● **Records supplied**:

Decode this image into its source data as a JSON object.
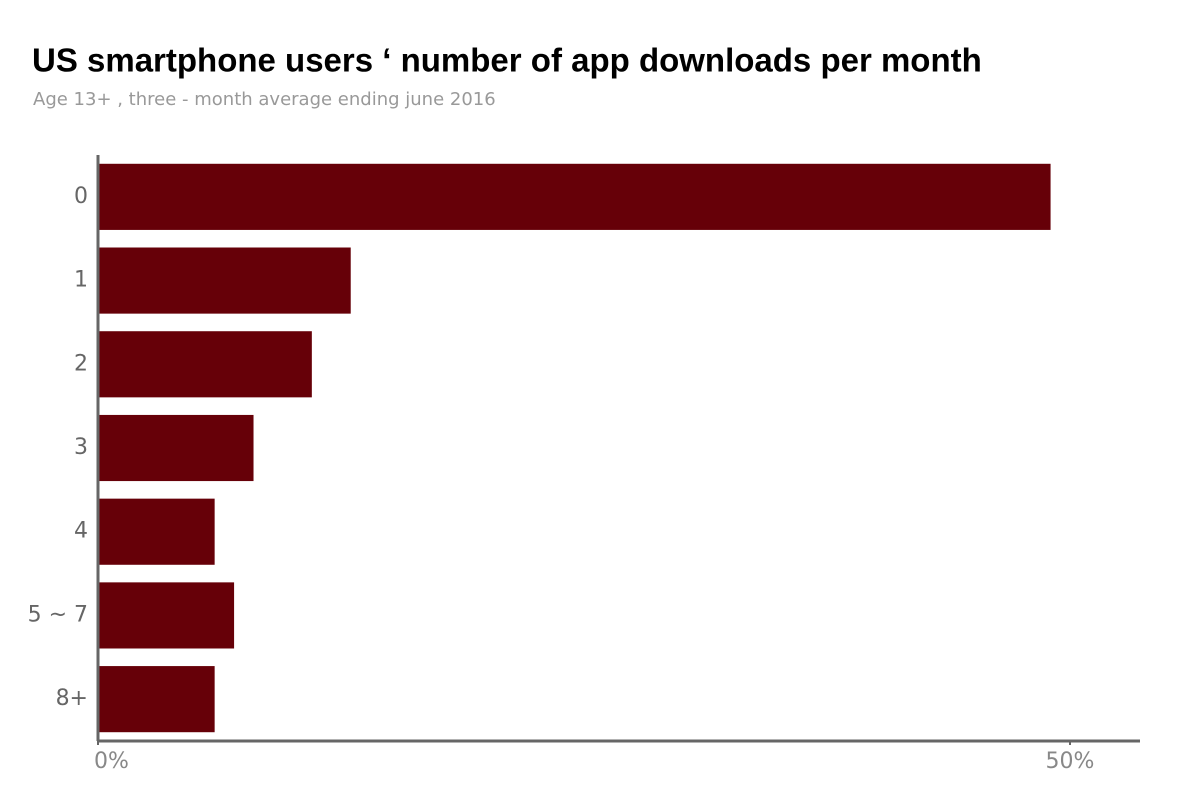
{
  "chart_data": {
    "type": "hbar",
    "title": "US smartphone users ‘ number of app downloads per month",
    "subtitle": "Age 13+ , three - month average ending june 2016",
    "categories": [
      "0",
      "1",
      "2",
      "3",
      "4",
      "5 ~ 7",
      "8+"
    ],
    "values": [
      49,
      13,
      11,
      8,
      6,
      7,
      6
    ],
    "color": "#660008",
    "xlim": [
      0,
      53.6
    ],
    "xticks": [
      {
        "value": 0,
        "label": "0%"
      },
      {
        "value": 50,
        "label": "50%"
      }
    ]
  }
}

● **Stated goal**:
Return all the lines that contain the string "month".

● **Response to the task**:
    "title": "US smartphone users ‘ number of app downloads per month",
    "subtitle": "Age 13+ , three - month average ending june 2016",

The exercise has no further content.